> _What you will do_
Retype the material that follows, keeping every word as it is.

[Records contained in a dataset]
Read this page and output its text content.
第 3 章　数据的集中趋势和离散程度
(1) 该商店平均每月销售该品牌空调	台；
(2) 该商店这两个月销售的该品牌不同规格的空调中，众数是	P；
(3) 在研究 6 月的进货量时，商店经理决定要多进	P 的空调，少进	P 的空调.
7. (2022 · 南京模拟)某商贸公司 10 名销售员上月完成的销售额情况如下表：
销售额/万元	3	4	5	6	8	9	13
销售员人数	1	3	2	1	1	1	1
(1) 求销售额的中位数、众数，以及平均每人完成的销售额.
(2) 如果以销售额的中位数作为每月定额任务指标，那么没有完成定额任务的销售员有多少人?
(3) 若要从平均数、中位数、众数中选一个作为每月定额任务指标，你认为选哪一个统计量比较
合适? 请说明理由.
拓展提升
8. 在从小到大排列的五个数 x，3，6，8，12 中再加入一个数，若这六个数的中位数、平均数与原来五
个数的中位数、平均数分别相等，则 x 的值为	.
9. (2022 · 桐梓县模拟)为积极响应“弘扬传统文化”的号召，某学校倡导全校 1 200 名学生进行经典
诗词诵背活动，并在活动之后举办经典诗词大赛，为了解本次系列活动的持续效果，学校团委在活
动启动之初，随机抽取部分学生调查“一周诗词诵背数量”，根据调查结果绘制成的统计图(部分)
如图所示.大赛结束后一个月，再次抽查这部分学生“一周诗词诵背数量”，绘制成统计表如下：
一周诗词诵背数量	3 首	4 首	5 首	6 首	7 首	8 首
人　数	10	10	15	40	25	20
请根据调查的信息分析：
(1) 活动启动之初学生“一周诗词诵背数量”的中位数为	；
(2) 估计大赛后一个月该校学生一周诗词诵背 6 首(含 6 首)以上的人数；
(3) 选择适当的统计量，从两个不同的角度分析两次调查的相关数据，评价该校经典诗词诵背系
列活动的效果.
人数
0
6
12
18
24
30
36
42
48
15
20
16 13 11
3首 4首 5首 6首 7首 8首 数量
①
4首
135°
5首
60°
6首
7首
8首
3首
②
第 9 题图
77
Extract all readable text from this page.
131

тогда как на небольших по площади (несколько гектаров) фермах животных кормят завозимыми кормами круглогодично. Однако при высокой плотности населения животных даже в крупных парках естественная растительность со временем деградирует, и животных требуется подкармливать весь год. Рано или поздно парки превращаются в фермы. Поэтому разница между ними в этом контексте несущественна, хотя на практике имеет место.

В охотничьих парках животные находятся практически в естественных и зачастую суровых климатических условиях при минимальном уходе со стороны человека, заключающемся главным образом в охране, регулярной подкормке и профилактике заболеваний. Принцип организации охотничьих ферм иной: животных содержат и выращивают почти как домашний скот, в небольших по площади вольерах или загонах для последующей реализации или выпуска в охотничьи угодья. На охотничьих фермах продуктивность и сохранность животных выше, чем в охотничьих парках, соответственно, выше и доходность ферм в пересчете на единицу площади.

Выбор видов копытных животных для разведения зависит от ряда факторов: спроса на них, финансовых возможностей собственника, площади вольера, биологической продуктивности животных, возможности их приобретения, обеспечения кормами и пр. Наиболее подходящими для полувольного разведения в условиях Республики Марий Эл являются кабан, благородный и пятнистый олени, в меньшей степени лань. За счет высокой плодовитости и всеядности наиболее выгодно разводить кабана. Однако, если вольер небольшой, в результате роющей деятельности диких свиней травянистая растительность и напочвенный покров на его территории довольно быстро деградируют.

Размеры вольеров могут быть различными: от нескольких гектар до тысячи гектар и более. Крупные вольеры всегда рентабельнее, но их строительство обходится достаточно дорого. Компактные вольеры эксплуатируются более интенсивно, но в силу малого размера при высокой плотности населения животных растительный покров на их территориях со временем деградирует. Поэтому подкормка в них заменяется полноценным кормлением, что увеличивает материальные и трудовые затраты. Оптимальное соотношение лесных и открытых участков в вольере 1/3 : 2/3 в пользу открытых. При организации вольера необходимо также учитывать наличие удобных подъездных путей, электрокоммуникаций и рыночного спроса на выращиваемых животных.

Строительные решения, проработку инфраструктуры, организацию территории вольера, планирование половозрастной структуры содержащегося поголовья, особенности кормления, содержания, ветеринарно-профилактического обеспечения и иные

> _Response_
Read this page and output its text content.
第 3 章　数据的集中趋势和离散程度
(1) 该商店平均每月销售该品牌空调	台；
(2) 该商店这两个月销售的该品牌不同规格的空调中，众数是	P；
(3) 在研究 6 月的进货量时，商店经理决定要多进	P 的空调，少进	P 的空调.
7. (2022 · 南京模拟)某商贸公司 10 名销售员上月完成的销售额情况如下表：
销售额/万元	3	4	5	6	8	9	13
销售员人数	1	3	2	1	1	1	1
(1) 求销售额的中位数、众数，以及平均每人完成的销售额.
(2) 如果以销售额的中位数作为每月定额任务指标，那么没有完成定额任务的销售员有多少人?
(3) 若要从平均数、中位数、众数中选一个作为每月定额任务指标，你认为选哪一个统计量比较
合适? 请说明理由.
拓展提升
8. 在从小到大排列的五个数 x，3，6，8，12 中再加入一个数，若这六个数的中位数、平均数与原来五
个数的中位数、平均数分别相等，则 x 的值为	.
9. (2022 · 桐梓县模拟)为积极响应“弘扬传统文化”的号召，某学校倡导全校 1 200 名学生进行经典
诗词诵背活动，并在活动之后举办经典诗词大赛，为了解本次系列活动的持续效果，学校团委在活
动启动之初，随机抽取部分学生调查“一周诗词诵背数量”，根据调查结果绘制成的统计图(部分)
如图所示.大赛结束后一个月，再次抽查这部分学生“一周诗词诵背数量”，绘制成统计表如下：
一周诗词诵背数量	3 首	4 首	5 首	6 首	7 首	8 首
人　数	10	10	15	40	25	20
请根据调查的信息分析：
(1) 活动启动之初学生“一周诗词诵背数量”的中位数为	；
(2) 估计大赛后一个月该校学生一周诗词诵背 6 首(含 6 首)以上的人数；
(3) 选择适当的统计量，从两个不同的角度分析两次调查的相关数据，评价该校经典诗词诵背系
列活动的效果.
人数
0
6
12
18
24
30
36
42
48
15
20
16 13 11
3首 4首 5首 6首 7首 8首 数量
①
4首
135°
5首
60°
6首
7首
8首
3首
②
第 9 题图
77
Extract all readable text from this page.
131

тогда как на небольших по площади (несколько гектаров) фермах животных кормят завозимыми кормами круглогодично. Однако при высокой плотности населения животных даже в крупных парках естественная растительность со временем деградирует, и животных требуется подкармливать весь год. Рано или поздно парки превращаются в фермы. Поэтому разница между ними в этом контексте несущественна, хотя на практике имеет место.

В охотничьих парках животные находятся практически в естественных и зачастую суровых климатических условиях при минимальном уходе со стороны человека, заключающемся главным образом в охране, регулярной подкормке и профилактике заболеваний. Принцип организации охотничьих ферм иной: животных содержат и выращивают почти как домашний скот, в небольших по площади вольерах или загонах для последующей реализации или выпуска в охотничьи угодья. На охотничьих фермах продуктивность и сохранность животных выше, чем в охотничьих парках, соответственно, выше и доходность ферм в пересчете на единицу площади.

Выбор видов копытных животных для разведения зависит от ряда факторов: спроса на них, финансовых возможностей собственника, площади вольера, биологической продуктивности животных, возможности их приобретения, обеспечения кормами и пр. Наиболее подходящими для полувольного разведения в условиях Республики Марий Эл являются кабан, благородный и пятнистый олени, в меньшей степени лань. За счет высокой плодовитости и всеядности наиболее выгодно разводить кабана. Однако, если вольер небольшой, в результате роющей деятельности диких свиней травянистая растительность и напочвенный покров на его территории довольно быстро деградируют.

Размеры вольеров могут быть различными: от нескольких гектар до тысячи гектар и более. Крупные вольеры всегда рентабельнее, но их строительство обходится достаточно дорого. Компактные вольеры эксплуатируются более интенсивно, но в силу малого размера при высокой плотности населения животных растительный покров на их территориях со временем деградирует. Поэтому подкормка в них заменяется полноценным кормлением, что увеличивает материальные и трудовые затраты. Оптимальное соотношение лесных и открытых участков в вольере 1/3 : 2/3 в пользу открытых. При организации вольера необходимо также учитывать наличие удобных подъездных путей, электрокоммуникаций и рыночного спроса на выращиваемых животных.

Строительные решения, проработку инфраструктуры, организацию территории вольера, планирование половозрастной структуры содержащегося поголовья, особенности кормления, содержания, ветеринарно-профилактического обеспечения и иные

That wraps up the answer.